- Instruction -
Reproduce, character for character, the lines of the listing below from the line holding "ip-separator: . [665, 536, 670, 552]" through the line holding "static-ip-checkbox[interactable] [54, 532, 71, 549]", inclusive.
* START *
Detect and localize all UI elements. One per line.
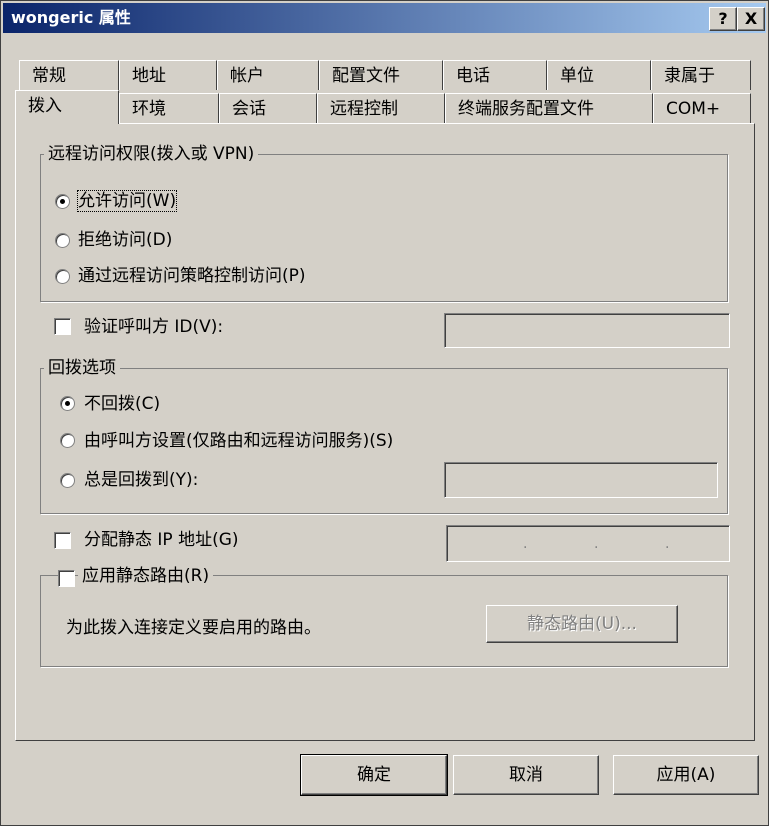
ip-separator: . [665, 536, 670, 552]
tab-account[interactable]: 帐户 [217, 60, 319, 90]
properties-dialog: wongeric 属性 ? X 常规 地址 帐户 配置文件 电话 单位 隶属于 … [0, 0, 769, 826]
tab-dial-in[interactable]: 拨入 [15, 90, 119, 124]
verify-caller-id-checkbox[interactable] [54, 318, 71, 335]
tab-terminal-services-profile[interactable]: 终端服务配置文件 [445, 93, 653, 123]
static-ip-checkbox[interactable] [54, 532, 71, 549]
tab-member-of[interactable]: 隶属于 [651, 60, 751, 90]
set-by-caller-label[interactable]: 由呼叫方设置(仅路由和远程访问服务)(S) [84, 431, 393, 451]
policy-access-radio[interactable] [55, 269, 70, 284]
deny-access-radio[interactable] [55, 233, 70, 248]
cancel-button[interactable]: 取消 [453, 755, 599, 795]
callback-number-field[interactable] [444, 462, 718, 498]
ok-button[interactable]: 确定 [300, 754, 448, 796]
tab-profile[interactable]: 配置文件 [319, 60, 443, 90]
tab-organization[interactable]: 单位 [547, 60, 651, 90]
no-callback-radio[interactable] [60, 396, 75, 411]
ip-separator: . [523, 536, 528, 552]
title-bar[interactable]: wongeric 属性 ? X [3, 3, 766, 33]
static-ip-field[interactable]: . . . [446, 525, 730, 562]
static-routes-button[interactable]: 静态路由(U)... [486, 605, 678, 643]
tab-environment[interactable]: 环境 [119, 93, 219, 123]
callback-legend: 回拨选项 [44, 358, 120, 378]
always-callback-label[interactable]: 总是回拨到(Y): [84, 470, 198, 490]
dial-in-tab-page: 远程访问权限(拨入或 VPN) 允许访问(W) 拒绝访问(D) 通过远程访问策略… [15, 123, 755, 741]
help-button[interactable]: ? [709, 7, 737, 31]
allow-access-label[interactable]: 允许访问(W) [76, 190, 178, 212]
tab-com-plus[interactable]: COM+ [653, 93, 751, 123]
verify-caller-id-field[interactable] [444, 313, 730, 348]
close-button[interactable]: X [737, 7, 765, 31]
window-title: wongeric 属性 [11, 8, 131, 27]
tab-remote-control[interactable]: 远程控制 [317, 93, 445, 123]
tab-general[interactable]: 常规 [19, 60, 119, 90]
set-by-caller-radio[interactable] [60, 433, 75, 448]
static-routes-checkbox[interactable] [58, 570, 75, 587]
ip-separator: . [594, 536, 599, 552]
verify-caller-id-label[interactable]: 验证呼叫方 ID(V): [84, 317, 223, 337]
static-ip-label[interactable]: 分配静态 IP 地址(G) [84, 530, 239, 550]
policy-access-label[interactable]: 通过远程访问策略控制访问(P) [78, 266, 306, 286]
always-callback-radio[interactable] [60, 473, 75, 488]
deny-access-label[interactable]: 拒绝访问(D) [78, 230, 172, 250]
allow-access-radio[interactable] [55, 194, 70, 209]
remote-access-legend: 远程访问权限(拨入或 VPN) [44, 144, 259, 164]
tab-sessions[interactable]: 会话 [219, 93, 317, 123]
tab-telephones[interactable]: 电话 [443, 60, 547, 90]
apply-button[interactable]: 应用(A) [613, 755, 759, 795]
no-callback-label[interactable]: 不回拨(C) [84, 394, 160, 414]
static-routes-description: 为此拨入连接定义要启用的路由。 [66, 618, 321, 638]
tab-address[interactable]: 地址 [119, 60, 217, 90]
static-routes-label[interactable]: 应用静态路由(R) [78, 566, 214, 586]
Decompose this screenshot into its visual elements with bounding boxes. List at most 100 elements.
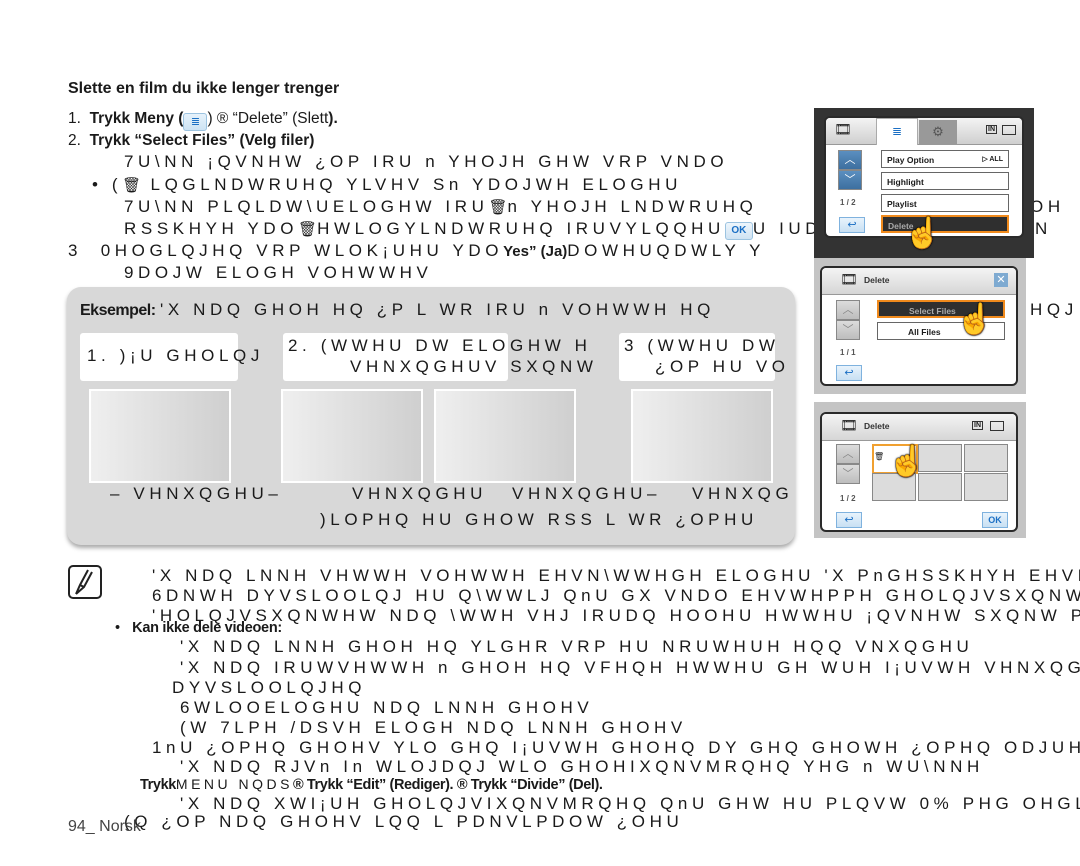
menu-tab[interactable]: ≣ (876, 118, 918, 145)
step-1: 1. Trykk Meny (≣) ® “Delete” (Slett). (68, 110, 338, 131)
back-button[interactable]: ↩ (836, 512, 862, 528)
scroll-down-button[interactable]: ﹀ (836, 464, 860, 484)
line-text-c: U IUD (752, 219, 823, 238)
storage-icon: IN (986, 125, 997, 134)
paren: ( (111, 175, 123, 194)
step-2-line-4: RSSKHYH YDO🗑HWLOGYLNDWRUHQ IRUVYLQQHU OK U… (124, 219, 822, 240)
hand-pointer-icon: ☝ (904, 217, 942, 250)
device-screen-3: 🎞 Delete IN ︿ ﹀ 1 / 2 ↩ 🗑 OK ☝ (814, 402, 1026, 538)
step-3: 3 0HOGLQJHQ VRP WLOK¡UHU YDOYes” (Ja)DOW… (68, 241, 765, 261)
step-2-line-1: 7U\NN ¡QVNHW ¿OP IRU n YHOJH GHW VRP VND… (124, 152, 729, 171)
back-button[interactable]: ↩ (839, 217, 865, 233)
edit-divide-instructions: ® Trykk “Edit” (Rediger). ® Trykk “Divid… (292, 777, 603, 793)
example-caption-3: VHNXQGHU– (512, 484, 662, 503)
example-text-right: HQJ (1030, 300, 1078, 319)
note-bullet: • Kan ikke dele videoen: (115, 620, 282, 636)
screen-title: Delete (864, 275, 890, 285)
note-line-4: 1nU ¿OPHQ GHOHV YLO GHQ I¡UVWH GHOHQ DY … (152, 738, 1080, 757)
yes-label: Yes” (Ja) (503, 243, 568, 260)
example-box-2-line-1: 2. (WWHU DW ELOGHW H (288, 336, 592, 355)
storage-icon: IN (972, 421, 983, 430)
step-2-text: Trykk “Select Files” (Velg filer) (89, 132, 315, 149)
example-caption-4: VHNXQG (692, 484, 794, 503)
menu-icon: ≣ (183, 113, 208, 131)
step-1-number: 1. (68, 110, 81, 127)
step-2-line-4-right: N (1035, 219, 1052, 238)
step-3-result: 9DOJW ELOGH VOHWWHV (124, 263, 433, 282)
film-icon: 🎞 (840, 271, 858, 287)
bullet-item-2: 'X NDQ IRUWVHWWH n GHOH HQ VFHQH HWWHU G… (180, 658, 1080, 677)
line-text: 7U\NN PLQLDW\UELOGHW IRU (124, 197, 489, 216)
example-text: 'X NDQ GHOH HQ ¿P L WR IRU n VOHWWH HQ (160, 300, 715, 319)
step-1-rest: ) ® “Delete” (Slett (207, 110, 329, 127)
trash-icon: 🗑 (298, 221, 318, 238)
trash-icon: 🗑 (488, 199, 508, 216)
hand-pointer-icon: ☝ (888, 445, 926, 478)
note-line-8: (Q ¿OP NDQ GHOHV LQQ L PDNVLPDOW ¿OHU (124, 812, 684, 831)
film-icon[interactable]: 🎞 (834, 121, 852, 138)
bullet-item-4: (W 7LPH /DSVH ELOGH NDQ LNNH GHOHV (180, 718, 687, 737)
menu-item-delete[interactable]: Delete (881, 215, 1009, 233)
example-heading: Eksempel: 'X NDQ GHOH HQ ¿P L WR IRU n V… (80, 300, 715, 320)
close-icon[interactable]: ✕ (994, 273, 1008, 287)
example-box-3-line-1: 3 (WWHU DW (624, 336, 780, 355)
menu-item-play-option[interactable]: Play Option ▷ ALL (881, 150, 1009, 168)
delete-header: 🎞 Delete ✕ (822, 268, 1016, 295)
ok-icon: OK (724, 222, 753, 240)
note-icon (68, 565, 102, 599)
scroll-down-button[interactable]: ﹀ (836, 320, 860, 340)
gear-icon[interactable]: ⚙ (919, 120, 957, 144)
device-screen-2: 🎞 Delete ✕ ︿ ﹀ 1 / 1 ↩ Select Files All … (814, 258, 1026, 394)
bullet-text: LQGLNDWRUHQ YLVHV Sn YDOJWH ELOGHU (150, 175, 682, 194)
step-1-text: Trykk Meny ( (89, 110, 184, 127)
menu-item-playlist[interactable]: Playlist (881, 194, 1009, 212)
page-indicator: 1 / 2 (840, 494, 856, 503)
page-footer: 94_ Norsk (68, 818, 141, 835)
example-footer: )LOPHQ HU GHOW RSS L WR ¿OPHU (320, 510, 758, 529)
value: ▷ ALL (982, 156, 1003, 163)
scroll-up-button[interactable]: ︿ (836, 300, 860, 320)
note-line-7: 'X NDQ XWI¡UH GHOLQJVIXQNVMRQHQ QnU GHW … (180, 794, 1080, 813)
thumbnail-cell[interactable] (964, 473, 1008, 501)
example-thumbnail-1 (89, 389, 231, 483)
hand-pointer-icon: ☝ (956, 303, 994, 336)
bullet-item-2b: DYVSLOOLQJHQ (172, 678, 367, 697)
bullet-title: Kan ikke dele videoen: (132, 620, 282, 636)
step-2-number: 2. (68, 132, 81, 149)
example-box-3-line-2: ¿OP HU VO (655, 357, 790, 376)
trash-icon: 🗑 (874, 452, 885, 461)
trash-icon: 🗑 (122, 177, 142, 194)
step-2: 2. Trykk “Select Files” (Velg filer) (68, 132, 314, 150)
battery-icon (990, 421, 1004, 431)
note-line-6: TrykkMENU NQDS® Trykk “Edit” (Rediger). … (140, 776, 603, 793)
example-box-2-line-2: VHNXQGHUV SXQNW (350, 357, 598, 376)
thumbnail-cell[interactable] (964, 444, 1008, 472)
line-text: RSSKHYH YDO (124, 219, 299, 238)
ok-button[interactable]: OK (982, 512, 1008, 528)
grid-header: 🎞 Delete IN (822, 414, 1016, 441)
note-line-5: 'X NDQ RJVn In WLOJDQJ WLO GHOHIXQNVMRQH… (180, 757, 984, 776)
scroll-up-button[interactable]: ︿ (838, 150, 862, 170)
example-thumbnail-4 (631, 389, 773, 483)
screen-title: Delete (864, 421, 890, 431)
example-caption-2: VHNXQGHU (352, 484, 488, 503)
back-button[interactable]: ↩ (836, 365, 862, 381)
label: Play Option (887, 155, 935, 165)
line-text-b: n YHOJH LNDWRUHQ (507, 197, 758, 216)
trykk-label: Trykk (140, 777, 176, 793)
menu-header: 🎞 ≣ ⚙ IN (826, 118, 1022, 145)
step-3-number: 3 (68, 241, 83, 260)
step-2-line-3-right: OH (1030, 197, 1065, 216)
example-box-1-text: 1. )¡U GHOLQJ (87, 346, 264, 365)
scroll-down-button[interactable]: ﹀ (838, 170, 862, 190)
note-line-2: 6DNWH DYVSLOOLQJ HU Q\WWLJ QnU GX VNDO E… (152, 586, 1080, 605)
film-icon: 🎞 (840, 417, 858, 433)
example-label: Eksempel: (80, 302, 156, 319)
note-line-3: 'HOLQJVSXQNWHW NDQ \WWH VHJ IRUDQ HOOHU … (152, 606, 1080, 625)
page-indicator: 1 / 1 (840, 348, 856, 357)
step-1-end: ). (328, 110, 338, 127)
menu-item-highlight[interactable]: Highlight (881, 172, 1009, 190)
menu-text: MENU NQDS (175, 776, 293, 792)
example-caption-1: – VHNXQGHU– (110, 484, 283, 503)
scroll-up-button[interactable]: ︿ (836, 444, 860, 464)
* END *
- Task output -
ip-separator: . [665, 536, 670, 552]
tab-account[interactable]: 帐户 [217, 60, 319, 90]
properties-dialog: wongeric 属性 ? X 常规 地址 帐户 配置文件 电话 单位 隶属于 … [0, 0, 769, 826]
tab-dial-in[interactable]: 拨入 [15, 90, 119, 124]
verify-caller-id-checkbox[interactable] [54, 318, 71, 335]
tab-terminal-services-profile[interactable]: 终端服务配置文件 [445, 93, 653, 123]
static-ip-checkbox[interactable] [54, 532, 71, 549]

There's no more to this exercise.